## START

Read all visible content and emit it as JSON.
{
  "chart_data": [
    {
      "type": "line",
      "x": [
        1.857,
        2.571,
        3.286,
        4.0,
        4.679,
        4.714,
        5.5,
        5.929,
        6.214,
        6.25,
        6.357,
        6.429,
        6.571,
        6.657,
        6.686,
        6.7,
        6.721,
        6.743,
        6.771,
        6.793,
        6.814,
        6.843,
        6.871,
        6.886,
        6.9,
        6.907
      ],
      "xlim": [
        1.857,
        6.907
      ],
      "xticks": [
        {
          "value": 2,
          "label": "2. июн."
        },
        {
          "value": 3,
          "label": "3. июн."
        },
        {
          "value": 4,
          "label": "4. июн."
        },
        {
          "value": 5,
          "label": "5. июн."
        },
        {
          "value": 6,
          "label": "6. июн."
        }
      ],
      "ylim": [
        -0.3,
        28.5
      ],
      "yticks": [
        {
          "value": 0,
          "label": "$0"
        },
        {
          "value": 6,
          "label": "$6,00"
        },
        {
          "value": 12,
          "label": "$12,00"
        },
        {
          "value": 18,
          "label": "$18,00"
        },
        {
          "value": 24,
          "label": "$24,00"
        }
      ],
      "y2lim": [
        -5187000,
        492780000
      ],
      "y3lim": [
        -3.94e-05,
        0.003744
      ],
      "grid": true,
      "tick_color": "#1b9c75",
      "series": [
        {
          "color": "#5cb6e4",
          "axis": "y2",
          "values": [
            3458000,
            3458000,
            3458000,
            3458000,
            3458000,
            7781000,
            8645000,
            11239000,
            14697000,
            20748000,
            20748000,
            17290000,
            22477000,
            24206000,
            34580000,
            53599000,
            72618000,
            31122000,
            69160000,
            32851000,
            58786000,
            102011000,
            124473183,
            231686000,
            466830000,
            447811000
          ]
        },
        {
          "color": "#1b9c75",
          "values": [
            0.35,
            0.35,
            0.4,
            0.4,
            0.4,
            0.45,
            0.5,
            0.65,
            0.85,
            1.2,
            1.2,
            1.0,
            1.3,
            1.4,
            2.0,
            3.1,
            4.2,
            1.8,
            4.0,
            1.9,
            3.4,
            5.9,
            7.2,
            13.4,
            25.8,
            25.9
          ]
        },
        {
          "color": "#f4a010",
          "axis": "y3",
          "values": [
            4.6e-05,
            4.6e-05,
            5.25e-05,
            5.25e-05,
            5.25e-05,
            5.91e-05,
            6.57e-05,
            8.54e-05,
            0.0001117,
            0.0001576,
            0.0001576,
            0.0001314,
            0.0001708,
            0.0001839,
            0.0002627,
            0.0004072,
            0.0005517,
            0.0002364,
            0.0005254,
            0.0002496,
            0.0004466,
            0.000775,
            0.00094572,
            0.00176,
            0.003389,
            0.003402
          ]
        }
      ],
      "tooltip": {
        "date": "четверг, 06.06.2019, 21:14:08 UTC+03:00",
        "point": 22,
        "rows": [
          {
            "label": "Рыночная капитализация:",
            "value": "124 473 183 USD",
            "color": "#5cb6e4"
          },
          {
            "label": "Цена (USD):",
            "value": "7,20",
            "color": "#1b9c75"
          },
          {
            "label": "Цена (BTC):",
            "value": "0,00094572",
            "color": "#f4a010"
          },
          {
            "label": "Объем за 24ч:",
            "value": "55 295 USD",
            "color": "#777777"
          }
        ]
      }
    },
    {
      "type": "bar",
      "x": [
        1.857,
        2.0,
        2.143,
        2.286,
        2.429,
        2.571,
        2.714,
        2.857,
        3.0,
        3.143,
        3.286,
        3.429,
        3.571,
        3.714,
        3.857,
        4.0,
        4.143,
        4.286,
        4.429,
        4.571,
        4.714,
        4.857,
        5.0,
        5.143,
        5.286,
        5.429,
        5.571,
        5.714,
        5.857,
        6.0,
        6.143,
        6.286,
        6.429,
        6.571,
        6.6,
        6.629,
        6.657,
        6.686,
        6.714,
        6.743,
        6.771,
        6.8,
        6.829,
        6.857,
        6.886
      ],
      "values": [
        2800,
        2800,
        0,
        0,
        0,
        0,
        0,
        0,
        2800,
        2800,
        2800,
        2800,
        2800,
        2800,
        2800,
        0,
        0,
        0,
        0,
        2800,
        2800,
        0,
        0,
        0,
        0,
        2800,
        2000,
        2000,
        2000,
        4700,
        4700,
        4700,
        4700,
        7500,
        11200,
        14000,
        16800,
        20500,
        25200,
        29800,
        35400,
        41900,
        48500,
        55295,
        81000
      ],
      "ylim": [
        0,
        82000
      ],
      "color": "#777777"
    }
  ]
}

## END

▸ **Task prompt**
Set down each entry again, unchanged.

▸ **The response**
Read all visible content and emit it as JSON.
{
  "chart_data": [
    {
      "type": "line",
      "x": [
        1.857,
        2.571,
        3.286,
        4.0,
        4.679,
        4.714,
        5.5,
        5.929,
        6.214,
        6.25,
        6.357,
        6.429,
        6.571,
        6.657,
        6.686,
        6.7,
        6.721,
        6.743,
        6.771,
        6.793,
        6.814,
        6.843,
        6.871,
        6.886,
        6.9,
        6.907
      ],
      "xlim": [
        1.857,
        6.907
      ],
      "xticks": [
        {
          "value": 2,
          "label": "2. июн."
        },
        {
          "value": 3,
          "label": "3. июн."
        },
        {
          "value": 4,
          "label": "4. июн."
        },
        {
          "value": 5,
          "label": "5. июн."
        },
        {
          "value": 6,
          "label": "6. июн."
        }
      ],
      "ylim": [
        -0.3,
        28.5
      ],
      "yticks": [
        {
          "value": 0,
          "label": "$0"
        },
        {
          "value": 6,
          "label": "$6,00"
        },
        {
          "value": 12,
          "label": "$12,00"
        },
        {
          "value": 18,
          "label": "$18,00"
        },
        {
          "value": 24,
          "label": "$24,00"
        }
      ],
      "y2lim": [
        -5187000,
        492780000
      ],
      "y3lim": [
        -3.94e-05,
        0.003744
      ],
      "grid": true,
      "tick_color": "#1b9c75",
      "series": [
        {
          "color": "#5cb6e4",
          "axis": "y2",
          "values": [
            3458000,
            3458000,
            3458000,
            3458000,
            3458000,
            7781000,
            8645000,
            11239000,
            14697000,
            20748000,
            20748000,
            17290000,
            22477000,
            24206000,
            34580000,
            53599000,
            72618000,
            31122000,
            69160000,
            32851000,
            58786000,
            102011000,
            124473183,
            231686000,
            466830000,
            447811000
          ]
        },
        {
          "color": "#1b9c75",
          "values": [
            0.35,
            0.35,
            0.4,
            0.4,
            0.4,
            0.45,
            0.5,
            0.65,
            0.85,
            1.2,
            1.2,
            1.0,
            1.3,
            1.4,
            2.0,
            3.1,
            4.2,
            1.8,
            4.0,
            1.9,
            3.4,
            5.9,
            7.2,
            13.4,
            25.8,
            25.9
          ]
        },
        {
          "color": "#f4a010",
          "axis": "y3",
          "values": [
            4.6e-05,
            4.6e-05,
            5.25e-05,
            5.25e-05,
            5.25e-05,
            5.91e-05,
            6.57e-05,
            8.54e-05,
            0.0001117,
            0.0001576,
            0.0001576,
            0.0001314,
            0.0001708,
            0.0001839,
            0.0002627,
            0.0004072,
            0.0005517,
            0.0002364,
            0.0005254,
            0.0002496,
            0.0004466,
            0.000775,
            0.00094572,
            0.00176,
            0.003389,
            0.003402
          ]
        }
      ],
      "tooltip": {
        "date": "четверг, 06.06.2019, 21:14:08 UTC+03:00",
        "point": 22,
        "rows": [
          {
            "label": "Рыночная капитализация:",
            "value": "124 473 183 USD",
            "color": "#5cb6e4"
          },
          {
            "label": "Цена (USD):",
            "value": "7,20",
            "color": "#1b9c75"
          },
          {
            "label": "Цена (BTC):",
            "value": "0,00094572",
            "color": "#f4a010"
          },
          {
            "label": "Объем за 24ч:",
            "value": "55 295 USD",
            "color": "#777777"
          }
        ]
      }
    },
    {
      "type": "bar",
      "x": [
        1.857,
        2.0,
        2.143,
        2.286,
        2.429,
        2.571,
        2.714,
        2.857,
        3.0,
        3.143,
        3.286,
        3.429,
        3.571,
        3.714,
        3.857,
        4.0,
        4.143,
        4.286,
        4.429,
        4.571,
        4.714,
        4.857,
        5.0,
        5.143,
        5.286,
        5.429,
        5.571,
        5.714,
        5.857,
        6.0,
        6.143,
        6.286,
        6.429,
        6.571,
        6.6,
        6.629,
        6.657,
        6.686,
        6.714,
        6.743,
        6.771,
        6.8,
        6.829,
        6.857,
        6.886
      ],
      "values": [
        2800,
        2800,
        0,
        0,
        0,
        0,
        0,
        0,
        2800,
        2800,
        2800,
        2800,
        2800,
        2800,
        2800,
        0,
        0,
        0,
        0,
        2800,
        2800,
        0,
        0,
        0,
        0,
        2800,
        2000,
        2000,
        2000,
        4700,
        4700,
        4700,
        4700,
        7500,
        11200,
        14000,
        16800,
        20500,
        25200,
        29800,
        35400,
        41900,
        48500,
        55295,
        81000
      ],
      "ylim": [
        0,
        82000
      ],
      "color": "#777777"
    }
  ]
}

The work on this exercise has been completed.